THE REQUEST -> Check every line of the material below for the string "MySQL", and return the ones that have it.

===== SOURCE RECORDS =====

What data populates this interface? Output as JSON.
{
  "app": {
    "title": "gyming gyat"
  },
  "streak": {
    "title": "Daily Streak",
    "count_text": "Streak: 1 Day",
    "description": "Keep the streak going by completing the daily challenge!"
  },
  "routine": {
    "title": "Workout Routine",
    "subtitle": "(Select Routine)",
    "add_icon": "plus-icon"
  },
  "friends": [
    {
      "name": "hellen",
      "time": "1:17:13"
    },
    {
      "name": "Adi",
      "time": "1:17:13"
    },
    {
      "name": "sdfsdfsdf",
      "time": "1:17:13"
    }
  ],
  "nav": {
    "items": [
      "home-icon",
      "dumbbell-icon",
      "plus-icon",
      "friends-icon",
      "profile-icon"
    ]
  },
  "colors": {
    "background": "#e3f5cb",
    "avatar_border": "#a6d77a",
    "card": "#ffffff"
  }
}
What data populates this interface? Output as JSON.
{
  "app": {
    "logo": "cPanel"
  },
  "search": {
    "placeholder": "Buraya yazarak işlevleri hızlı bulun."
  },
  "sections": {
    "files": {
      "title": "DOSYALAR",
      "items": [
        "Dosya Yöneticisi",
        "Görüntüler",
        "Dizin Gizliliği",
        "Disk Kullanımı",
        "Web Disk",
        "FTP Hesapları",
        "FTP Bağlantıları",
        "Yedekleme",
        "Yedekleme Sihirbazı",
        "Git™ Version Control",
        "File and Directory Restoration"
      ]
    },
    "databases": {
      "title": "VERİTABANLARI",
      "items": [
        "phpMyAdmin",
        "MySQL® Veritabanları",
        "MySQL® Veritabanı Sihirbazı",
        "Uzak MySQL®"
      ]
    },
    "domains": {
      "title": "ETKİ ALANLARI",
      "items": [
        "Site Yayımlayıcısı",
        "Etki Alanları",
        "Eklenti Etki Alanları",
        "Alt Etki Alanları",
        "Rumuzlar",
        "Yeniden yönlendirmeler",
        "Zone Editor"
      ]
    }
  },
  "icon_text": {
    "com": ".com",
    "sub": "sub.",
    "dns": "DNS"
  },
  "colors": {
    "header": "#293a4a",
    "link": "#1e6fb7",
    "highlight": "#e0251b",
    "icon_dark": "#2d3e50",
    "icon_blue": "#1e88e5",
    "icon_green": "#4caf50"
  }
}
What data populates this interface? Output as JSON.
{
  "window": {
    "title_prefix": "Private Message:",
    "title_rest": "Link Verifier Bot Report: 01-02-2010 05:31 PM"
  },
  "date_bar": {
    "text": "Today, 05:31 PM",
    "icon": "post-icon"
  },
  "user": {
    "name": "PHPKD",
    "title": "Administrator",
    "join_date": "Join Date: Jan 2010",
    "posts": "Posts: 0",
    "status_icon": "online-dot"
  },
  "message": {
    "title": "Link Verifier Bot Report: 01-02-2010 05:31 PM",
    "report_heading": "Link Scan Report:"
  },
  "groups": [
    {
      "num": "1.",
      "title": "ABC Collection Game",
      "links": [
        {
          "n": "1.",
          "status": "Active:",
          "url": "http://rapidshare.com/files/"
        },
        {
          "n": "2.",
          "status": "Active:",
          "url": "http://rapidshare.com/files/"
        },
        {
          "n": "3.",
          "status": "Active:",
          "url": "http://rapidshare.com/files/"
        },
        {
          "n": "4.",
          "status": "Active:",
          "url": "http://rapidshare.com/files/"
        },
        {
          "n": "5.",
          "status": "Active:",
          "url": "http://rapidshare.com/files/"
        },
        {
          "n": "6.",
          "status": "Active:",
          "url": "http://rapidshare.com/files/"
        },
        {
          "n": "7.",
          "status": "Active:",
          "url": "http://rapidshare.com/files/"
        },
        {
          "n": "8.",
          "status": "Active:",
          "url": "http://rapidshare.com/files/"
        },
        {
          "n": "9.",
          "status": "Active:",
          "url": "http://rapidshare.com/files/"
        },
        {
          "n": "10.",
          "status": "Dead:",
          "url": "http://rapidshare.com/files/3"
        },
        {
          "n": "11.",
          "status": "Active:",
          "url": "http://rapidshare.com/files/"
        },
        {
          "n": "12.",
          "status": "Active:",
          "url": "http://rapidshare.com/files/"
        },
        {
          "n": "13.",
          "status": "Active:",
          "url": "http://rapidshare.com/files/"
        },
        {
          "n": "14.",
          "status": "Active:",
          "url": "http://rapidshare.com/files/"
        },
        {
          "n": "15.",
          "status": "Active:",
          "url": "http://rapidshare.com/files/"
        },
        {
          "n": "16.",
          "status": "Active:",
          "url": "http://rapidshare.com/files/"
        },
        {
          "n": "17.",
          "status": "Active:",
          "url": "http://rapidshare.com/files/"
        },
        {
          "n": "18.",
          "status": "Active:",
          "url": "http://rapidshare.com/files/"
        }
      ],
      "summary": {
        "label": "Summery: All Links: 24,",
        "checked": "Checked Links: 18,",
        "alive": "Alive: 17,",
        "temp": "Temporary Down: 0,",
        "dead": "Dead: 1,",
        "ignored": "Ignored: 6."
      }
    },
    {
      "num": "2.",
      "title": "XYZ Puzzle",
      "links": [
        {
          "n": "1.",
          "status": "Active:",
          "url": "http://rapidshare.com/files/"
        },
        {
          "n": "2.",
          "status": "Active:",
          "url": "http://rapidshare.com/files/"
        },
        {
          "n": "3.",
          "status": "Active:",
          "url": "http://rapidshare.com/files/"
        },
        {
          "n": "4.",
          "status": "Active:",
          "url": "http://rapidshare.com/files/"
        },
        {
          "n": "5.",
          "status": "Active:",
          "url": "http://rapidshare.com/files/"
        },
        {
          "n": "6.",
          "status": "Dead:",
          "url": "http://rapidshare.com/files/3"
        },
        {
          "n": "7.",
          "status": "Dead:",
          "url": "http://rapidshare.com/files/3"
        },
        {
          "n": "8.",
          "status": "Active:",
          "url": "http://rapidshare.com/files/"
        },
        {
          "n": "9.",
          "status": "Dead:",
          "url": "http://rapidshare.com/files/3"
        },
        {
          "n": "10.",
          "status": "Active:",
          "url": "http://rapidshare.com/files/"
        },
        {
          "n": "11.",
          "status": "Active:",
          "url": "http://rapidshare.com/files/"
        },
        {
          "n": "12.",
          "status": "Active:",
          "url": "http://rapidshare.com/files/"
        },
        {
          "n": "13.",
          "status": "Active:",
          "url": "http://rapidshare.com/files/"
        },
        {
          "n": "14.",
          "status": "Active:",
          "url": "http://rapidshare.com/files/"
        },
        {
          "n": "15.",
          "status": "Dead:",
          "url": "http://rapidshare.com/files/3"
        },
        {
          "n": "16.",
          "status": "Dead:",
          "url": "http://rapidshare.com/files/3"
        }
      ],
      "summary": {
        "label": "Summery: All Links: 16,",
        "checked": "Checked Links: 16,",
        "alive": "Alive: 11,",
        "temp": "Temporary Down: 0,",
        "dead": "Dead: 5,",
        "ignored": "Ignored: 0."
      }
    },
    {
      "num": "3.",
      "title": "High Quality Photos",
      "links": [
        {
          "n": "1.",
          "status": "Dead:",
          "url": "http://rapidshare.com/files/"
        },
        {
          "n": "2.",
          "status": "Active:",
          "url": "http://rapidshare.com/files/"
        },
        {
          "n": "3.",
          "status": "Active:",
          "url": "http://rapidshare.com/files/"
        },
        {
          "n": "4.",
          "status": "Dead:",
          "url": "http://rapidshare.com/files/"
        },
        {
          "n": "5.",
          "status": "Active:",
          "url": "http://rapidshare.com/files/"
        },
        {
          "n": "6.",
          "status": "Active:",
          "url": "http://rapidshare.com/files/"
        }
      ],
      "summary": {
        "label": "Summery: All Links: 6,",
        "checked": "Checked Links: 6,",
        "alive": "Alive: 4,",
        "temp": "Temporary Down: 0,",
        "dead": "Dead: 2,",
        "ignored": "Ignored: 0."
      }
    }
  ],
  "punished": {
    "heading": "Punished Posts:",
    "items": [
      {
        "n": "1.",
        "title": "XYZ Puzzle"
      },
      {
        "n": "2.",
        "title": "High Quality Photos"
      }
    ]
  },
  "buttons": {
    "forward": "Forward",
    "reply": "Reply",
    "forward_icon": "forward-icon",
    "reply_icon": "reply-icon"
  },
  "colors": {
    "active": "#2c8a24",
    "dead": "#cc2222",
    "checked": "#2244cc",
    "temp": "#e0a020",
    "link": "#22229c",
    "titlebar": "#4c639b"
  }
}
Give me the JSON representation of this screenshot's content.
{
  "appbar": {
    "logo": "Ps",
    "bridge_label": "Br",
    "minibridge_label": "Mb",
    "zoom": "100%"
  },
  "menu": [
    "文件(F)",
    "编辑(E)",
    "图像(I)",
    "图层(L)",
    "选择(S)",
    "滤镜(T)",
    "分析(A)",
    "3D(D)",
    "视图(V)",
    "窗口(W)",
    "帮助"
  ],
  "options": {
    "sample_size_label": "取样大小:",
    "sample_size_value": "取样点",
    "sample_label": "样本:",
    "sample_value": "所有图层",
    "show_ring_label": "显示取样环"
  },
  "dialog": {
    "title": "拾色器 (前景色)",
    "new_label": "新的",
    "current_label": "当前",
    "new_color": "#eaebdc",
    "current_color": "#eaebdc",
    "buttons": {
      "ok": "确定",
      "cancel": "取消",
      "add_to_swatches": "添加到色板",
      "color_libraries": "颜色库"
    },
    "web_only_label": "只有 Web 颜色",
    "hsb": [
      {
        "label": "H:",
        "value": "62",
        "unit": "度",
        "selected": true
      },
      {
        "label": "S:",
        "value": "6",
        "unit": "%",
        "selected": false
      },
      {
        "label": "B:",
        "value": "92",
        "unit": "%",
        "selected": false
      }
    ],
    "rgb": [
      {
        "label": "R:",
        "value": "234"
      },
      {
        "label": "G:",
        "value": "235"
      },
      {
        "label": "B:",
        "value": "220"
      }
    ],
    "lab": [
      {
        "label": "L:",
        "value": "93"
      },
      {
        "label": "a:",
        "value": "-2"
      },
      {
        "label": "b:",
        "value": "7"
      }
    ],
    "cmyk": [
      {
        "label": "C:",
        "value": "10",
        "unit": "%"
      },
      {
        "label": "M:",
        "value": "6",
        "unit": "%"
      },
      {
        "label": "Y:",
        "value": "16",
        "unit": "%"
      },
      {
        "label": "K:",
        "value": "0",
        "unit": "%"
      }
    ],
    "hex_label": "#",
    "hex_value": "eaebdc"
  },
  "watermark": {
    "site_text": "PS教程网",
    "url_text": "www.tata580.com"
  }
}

=====

WRITTEN ANSWER ->
        "MySQL® Veritabanları",
        "MySQL® Veritabanı Sihirbazı",
        "Uzak MySQL®"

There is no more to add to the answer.